* Stated exercise *
In the material below, find all lines with the string "name" and copy them.

* Stored rows *
□ □ □ □
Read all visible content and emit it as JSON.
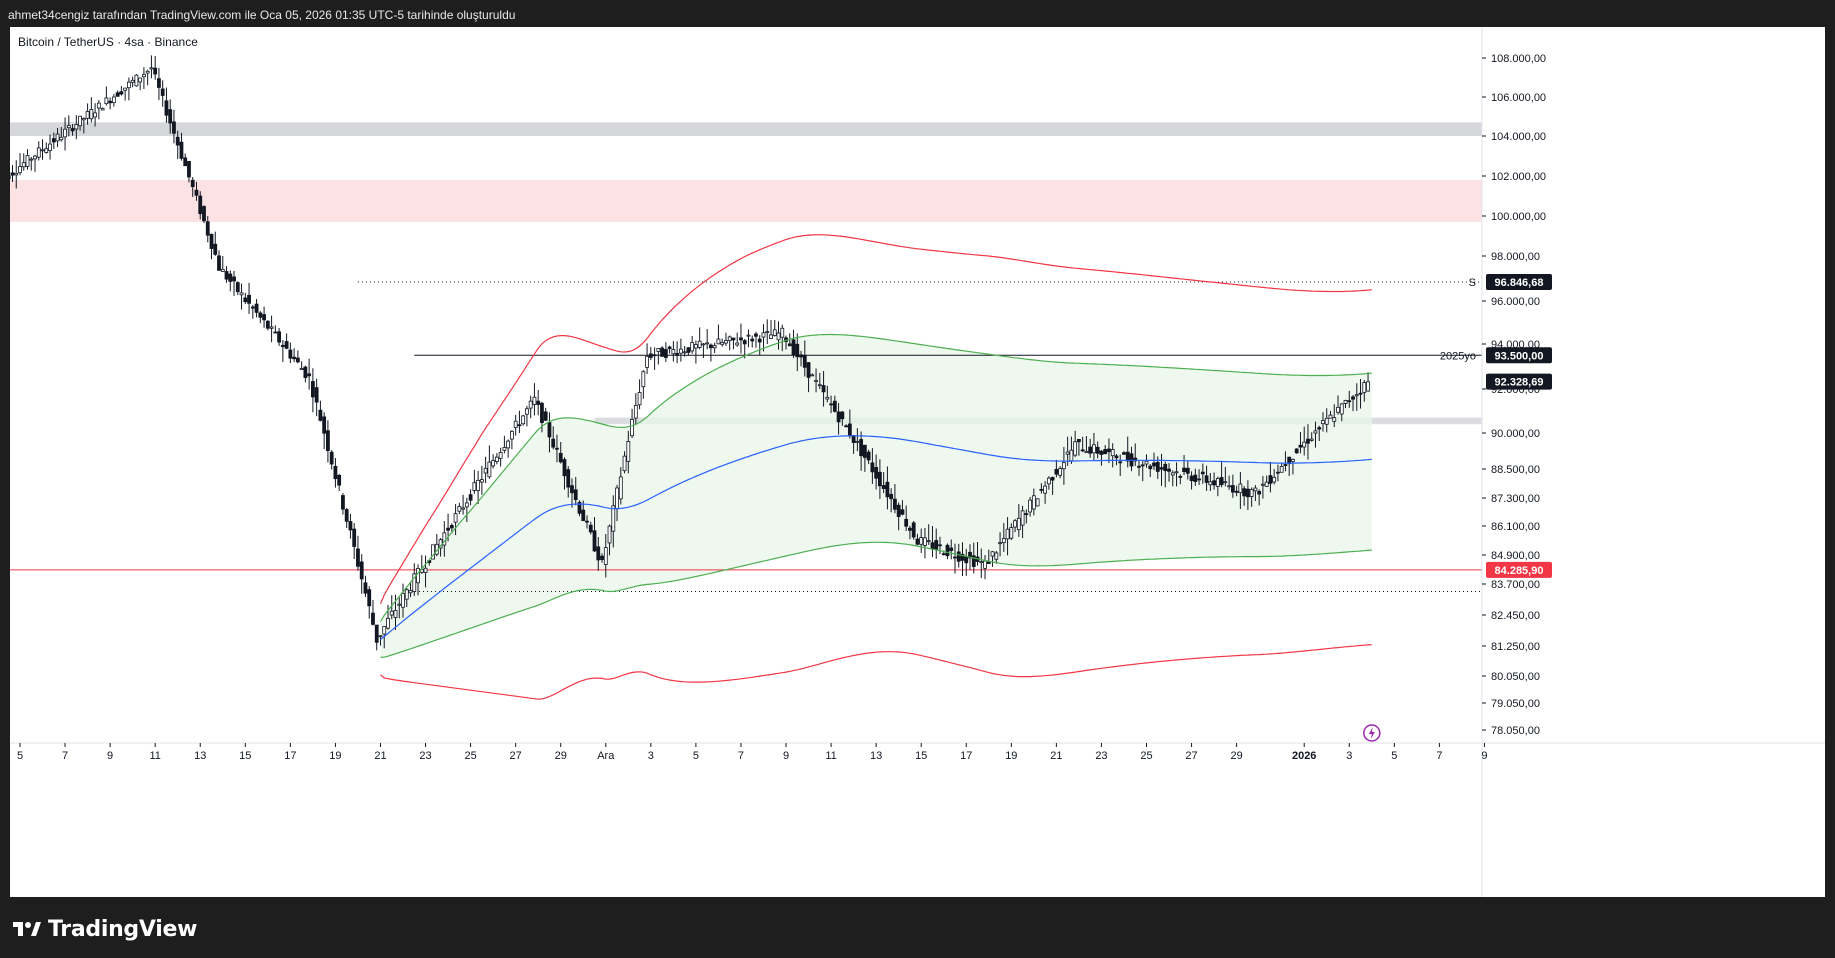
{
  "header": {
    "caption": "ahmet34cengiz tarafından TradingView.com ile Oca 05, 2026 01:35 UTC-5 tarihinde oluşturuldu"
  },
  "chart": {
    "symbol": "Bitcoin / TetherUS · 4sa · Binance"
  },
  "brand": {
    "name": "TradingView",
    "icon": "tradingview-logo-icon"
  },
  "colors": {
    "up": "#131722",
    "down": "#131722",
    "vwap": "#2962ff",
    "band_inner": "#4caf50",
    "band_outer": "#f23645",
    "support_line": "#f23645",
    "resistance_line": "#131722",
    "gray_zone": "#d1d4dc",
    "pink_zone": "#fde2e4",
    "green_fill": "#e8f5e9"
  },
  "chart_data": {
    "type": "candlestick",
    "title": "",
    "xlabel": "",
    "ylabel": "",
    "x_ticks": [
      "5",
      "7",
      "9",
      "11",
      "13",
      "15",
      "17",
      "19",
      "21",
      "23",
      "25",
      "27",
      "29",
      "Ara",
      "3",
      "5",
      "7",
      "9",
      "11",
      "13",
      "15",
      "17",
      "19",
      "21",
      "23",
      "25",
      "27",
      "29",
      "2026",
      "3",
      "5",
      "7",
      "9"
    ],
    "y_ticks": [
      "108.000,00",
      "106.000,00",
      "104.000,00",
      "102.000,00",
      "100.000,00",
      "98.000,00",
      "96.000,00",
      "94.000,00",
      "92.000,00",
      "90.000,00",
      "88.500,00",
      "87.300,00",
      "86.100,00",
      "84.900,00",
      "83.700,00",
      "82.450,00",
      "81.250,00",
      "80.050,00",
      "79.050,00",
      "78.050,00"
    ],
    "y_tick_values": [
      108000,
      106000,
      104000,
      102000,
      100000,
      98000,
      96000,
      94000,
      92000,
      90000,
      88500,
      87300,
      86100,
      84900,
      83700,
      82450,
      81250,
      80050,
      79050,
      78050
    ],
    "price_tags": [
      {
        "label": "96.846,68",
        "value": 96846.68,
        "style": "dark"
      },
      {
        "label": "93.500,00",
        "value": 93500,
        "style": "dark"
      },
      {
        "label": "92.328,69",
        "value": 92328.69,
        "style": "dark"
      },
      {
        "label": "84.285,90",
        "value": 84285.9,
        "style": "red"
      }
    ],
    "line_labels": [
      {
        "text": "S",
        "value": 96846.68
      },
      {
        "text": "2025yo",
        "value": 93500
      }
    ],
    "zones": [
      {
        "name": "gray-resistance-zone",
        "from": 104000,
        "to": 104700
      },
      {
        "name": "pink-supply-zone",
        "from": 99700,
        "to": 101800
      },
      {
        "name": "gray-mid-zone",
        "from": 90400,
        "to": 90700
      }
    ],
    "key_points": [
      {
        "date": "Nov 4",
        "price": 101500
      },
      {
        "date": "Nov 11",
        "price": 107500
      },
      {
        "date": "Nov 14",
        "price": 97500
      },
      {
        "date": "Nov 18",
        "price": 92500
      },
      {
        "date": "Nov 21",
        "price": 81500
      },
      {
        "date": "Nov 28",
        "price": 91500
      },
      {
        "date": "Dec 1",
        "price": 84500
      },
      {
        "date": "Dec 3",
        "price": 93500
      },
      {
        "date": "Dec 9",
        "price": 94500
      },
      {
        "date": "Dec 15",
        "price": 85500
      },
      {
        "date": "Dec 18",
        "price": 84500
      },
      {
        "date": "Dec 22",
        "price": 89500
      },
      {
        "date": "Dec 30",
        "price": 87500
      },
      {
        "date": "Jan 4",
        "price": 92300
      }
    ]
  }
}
□ □ □ □
* Output of the task *
    "name": "TradingView",
        "name": "gray-resistance-zone",
        "name": "pink-supply-zone",
        "name": "gray-mid-zone",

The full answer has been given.